Exercise aim: Without the pictures, set down the records below word for word.
═════ Extracted data
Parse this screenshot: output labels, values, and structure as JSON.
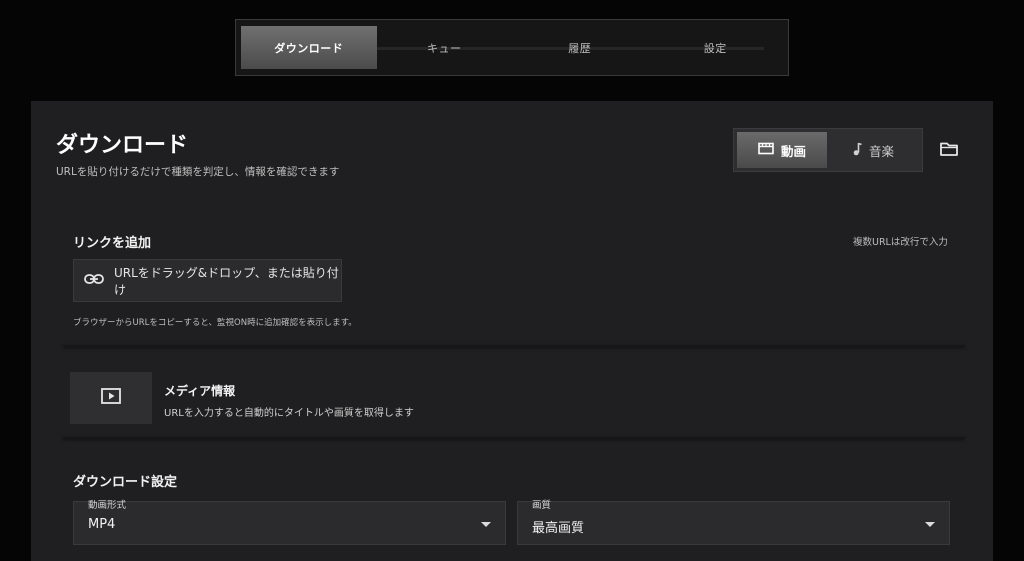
{
  "nav": {
    "tabs": [
      {
        "label": "ダウンロード",
        "active": true
      },
      {
        "label": "キュー",
        "active": false
      },
      {
        "label": "履歴",
        "active": false
      },
      {
        "label": "設定",
        "active": false
      }
    ]
  },
  "header": {
    "title": "ダウンロード",
    "subtitle": "URLを貼り付けるだけで種類を判定し、情報を確認できます"
  },
  "mode": {
    "video_label": "動画",
    "video_icon": "film-icon",
    "music_label": "音楽",
    "music_icon": "music-note-icon",
    "folder_icon": "folder-icon",
    "selected": "video"
  },
  "link": {
    "title": "リンクを追加",
    "multi_hint": "複数URLは改行で入力",
    "drop_label": "URLをドラッグ&ドロップ、または貼り付け",
    "drop_icon": "link-icon",
    "note": "ブラウザーからURLをコピーすると、監視ON時に追加確認を表示します。"
  },
  "media": {
    "icon": "play-icon",
    "title": "メディア情報",
    "subtitle": "URLを入力すると自動的にタイトルや画質を取得します"
  },
  "download_settings": {
    "title": "ダウンロード設定",
    "format_label": "動画形式",
    "format_value": "MP4",
    "quality_label": "画質",
    "quality_value": "最高画質"
  },
  "colors": {
    "background": "#050505",
    "panel": "#1f1f21",
    "control": "#2b2b2d",
    "text": "#e8e8e8"
  }
}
══════════
Finished task:
Parse this screenshot: output labels, values, and structure as JSON.
{
  "nav": {
    "tabs": [
      {
        "label": "ダウンロード",
        "active": true
      },
      {
        "label": "キュー",
        "active": false
      },
      {
        "label": "履歴",
        "active": false
      },
      {
        "label": "設定",
        "active": false
      }
    ]
  },
  "header": {
    "title": "ダウンロード",
    "subtitle": "URLを貼り付けるだけで種類を判定し、情報を確認できます"
  },
  "mode": {
    "video_label": "動画",
    "video_icon": "film-icon",
    "music_label": "音楽",
    "music_icon": "music-note-icon",
    "folder_icon": "folder-icon",
    "selected": "video"
  },
  "link": {
    "title": "リンクを追加",
    "multi_hint": "複数URLは改行で入力",
    "drop_label": "URLをドラッグ&ドロップ、または貼り付け",
    "drop_icon": "link-icon",
    "note": "ブラウザーからURLをコピーすると、監視ON時に追加確認を表示します。"
  },
  "media": {
    "icon": "play-icon",
    "title": "メディア情報",
    "subtitle": "URLを入力すると自動的にタイトルや画質を取得します"
  },
  "download_settings": {
    "title": "ダウンロード設定",
    "format_label": "動画形式",
    "format_value": "MP4",
    "quality_label": "画質",
    "quality_value": "最高画質"
  },
  "colors": {
    "background": "#050505",
    "panel": "#1f1f21",
    "control": "#2b2b2d",
    "text": "#e8e8e8"
  }
}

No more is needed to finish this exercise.